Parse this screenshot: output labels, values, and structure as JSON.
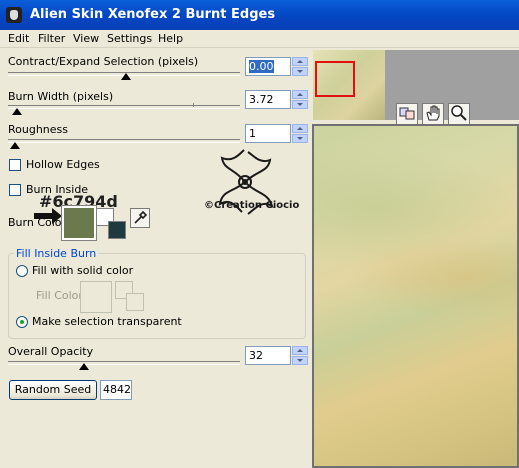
{
  "window": {
    "title": "Alien Skin Xenofex 2 Burnt Edges"
  },
  "menu": [
    "Edit",
    "Filter",
    "View",
    "Settings",
    "Help"
  ],
  "contract": {
    "label": "Contract/Expand Selection (pixels)",
    "value": "0.00"
  },
  "burn_width": {
    "label": "Burn Width (pixels)",
    "value": "3.72"
  },
  "roughness": {
    "label": "Roughness",
    "value": "1"
  },
  "hollow_edges": {
    "label": "Hollow Edges",
    "checked": false
  },
  "burn_inside": {
    "label": "Burn Inside",
    "checked": false
  },
  "burn_color": {
    "label": "Burn Color",
    "color": "#6c794d",
    "annotation": "#6c794d"
  },
  "watermark": {
    "text": "©Creation Ciocio"
  },
  "fill_inside_burn": {
    "legend": "Fill Inside Burn",
    "option_solid": "Fill with solid color",
    "fill_color_label": "Fill Color",
    "option_transparent": "Make selection transparent",
    "selected": "transparent"
  },
  "overall_opacity": {
    "label": "Overall Opacity",
    "value": "32"
  },
  "random_seed": {
    "button_label": "Random Seed",
    "value": "4842"
  },
  "colors": {
    "titlebar": "#0a5fd8",
    "accent_green": "#6c794d",
    "selection_red": "#e01010"
  },
  "tools": [
    "hand-icon",
    "zoom-icon",
    "preview-toggle-icon"
  ]
}
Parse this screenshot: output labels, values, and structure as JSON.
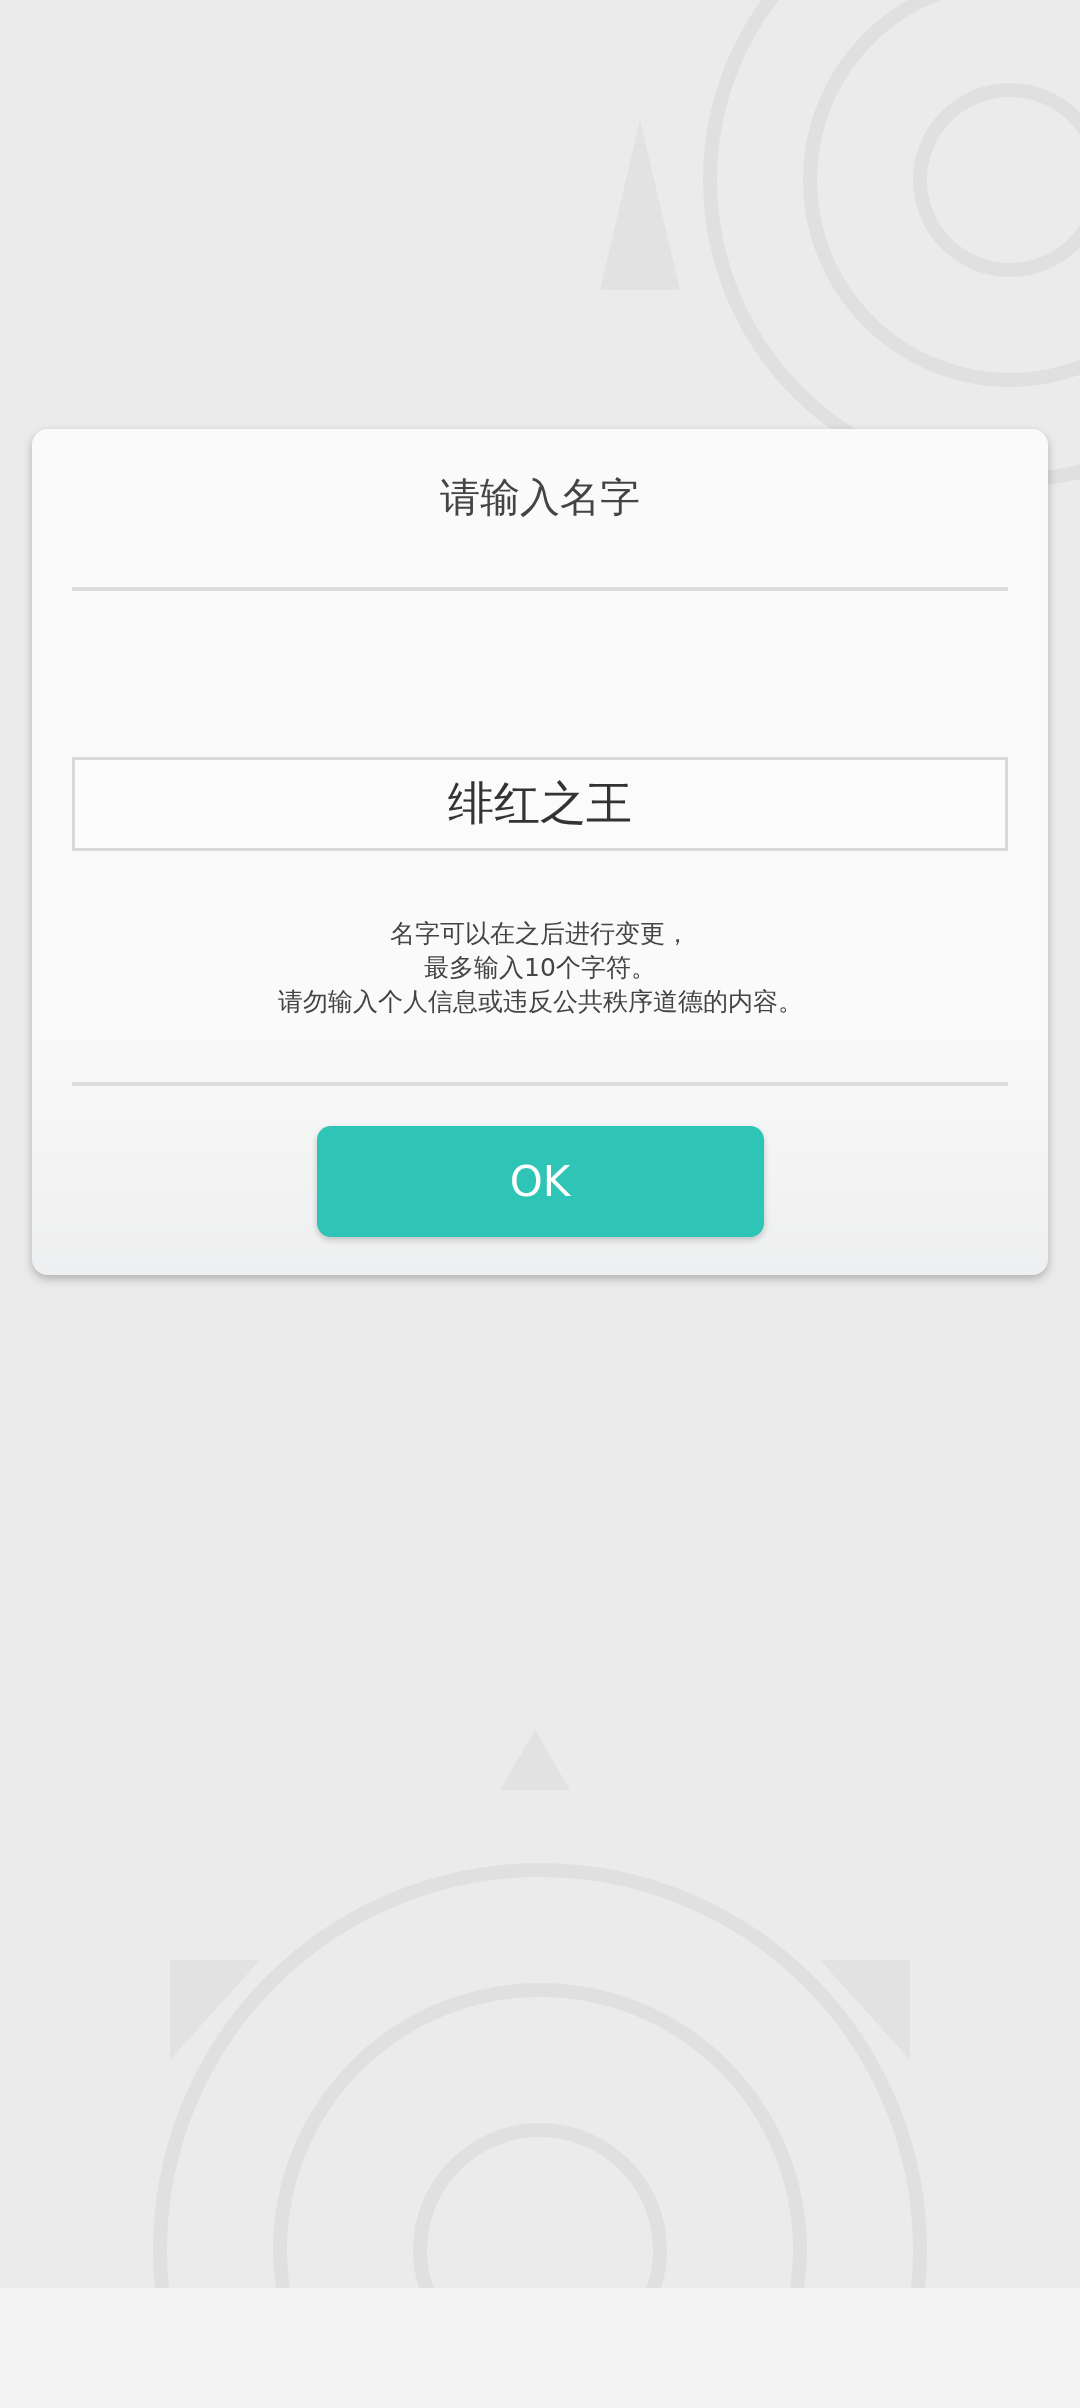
{
  "dialog": {
    "title": "请输入名字",
    "name_field": {
      "value": "绯红之王"
    },
    "hint_lines": [
      "名字可以在之后进行变更，",
      "最多输入10个字符。",
      "请勿输入个人信息或违反公共秩序道德的内容。"
    ],
    "buttons": [
      {
        "label": "OK",
        "kind": "primary"
      }
    ]
  }
}
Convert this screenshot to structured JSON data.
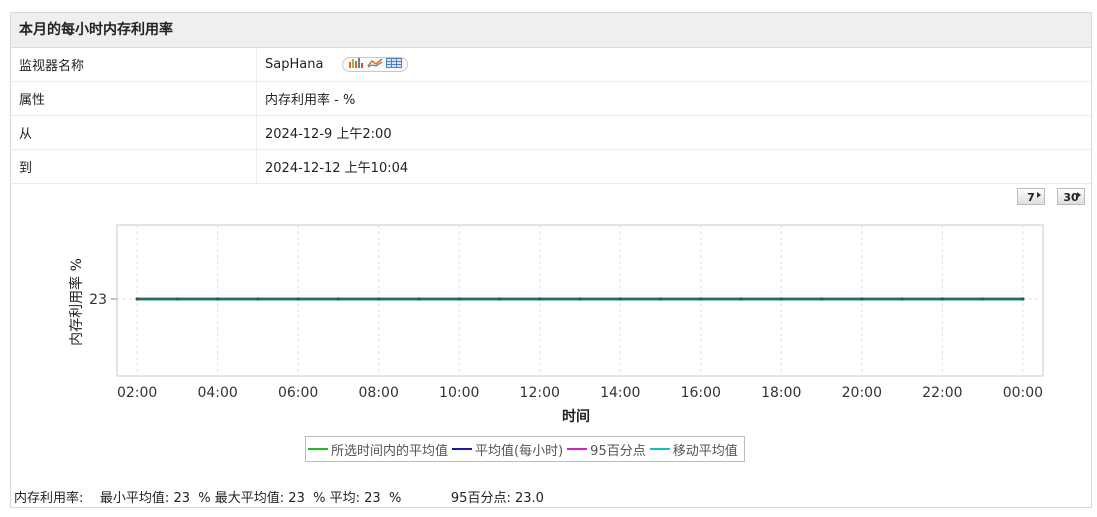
========================
Reproduce all of the entries word for word, skipping any pictures they hold.

Parse this screenshot: output labels, values, and structure as JSON.
{
  "window": {
    "title": "Alien Skin Xenofex 2 Burnt Edges"
  },
  "menu": [
    "Edit",
    "Filter",
    "View",
    "Settings",
    "Help"
  ],
  "contract": {
    "label": "Contract/Expand Selection (pixels)",
    "value": "0.00"
  },
  "burn_width": {
    "label": "Burn Width (pixels)",
    "value": "3.72"
  },
  "roughness": {
    "label": "Roughness",
    "value": "1"
  },
  "hollow_edges": {
    "label": "Hollow Edges",
    "checked": false
  },
  "burn_inside": {
    "label": "Burn Inside",
    "checked": false
  },
  "burn_color": {
    "label": "Burn Color",
    "color": "#6c794d",
    "annotation": "#6c794d"
  },
  "watermark": {
    "text": "©Creation Ciocio"
  },
  "fill_inside_burn": {
    "legend": "Fill Inside Burn",
    "option_solid": "Fill with solid color",
    "fill_color_label": "Fill Color",
    "option_transparent": "Make selection transparent",
    "selected": "transparent"
  },
  "overall_opacity": {
    "label": "Overall Opacity",
    "value": "32"
  },
  "random_seed": {
    "button_label": "Random Seed",
    "value": "4842"
  },
  "colors": {
    "titlebar": "#0a5fd8",
    "accent_green": "#6c794d",
    "selection_red": "#e01010"
  },
  "tools": [
    "hand-icon",
    "zoom-icon",
    "preview-toggle-icon"
  ]
}
Parse this screenshot: output labels, values, and structure as JSON.
{
  "dialog": {
    "title": "请输入名字",
    "name_field": {
      "value": "绯红之王"
    },
    "hint_lines": [
      "名字可以在之后进行变更，",
      "最多输入10个字符。",
      "请勿输入个人信息或违反公共秩序道德的内容。"
    ],
    "buttons": [
      {
        "label": "OK",
        "kind": "primary"
      }
    ]
  }
}
Convert this screenshot to structured JSON data.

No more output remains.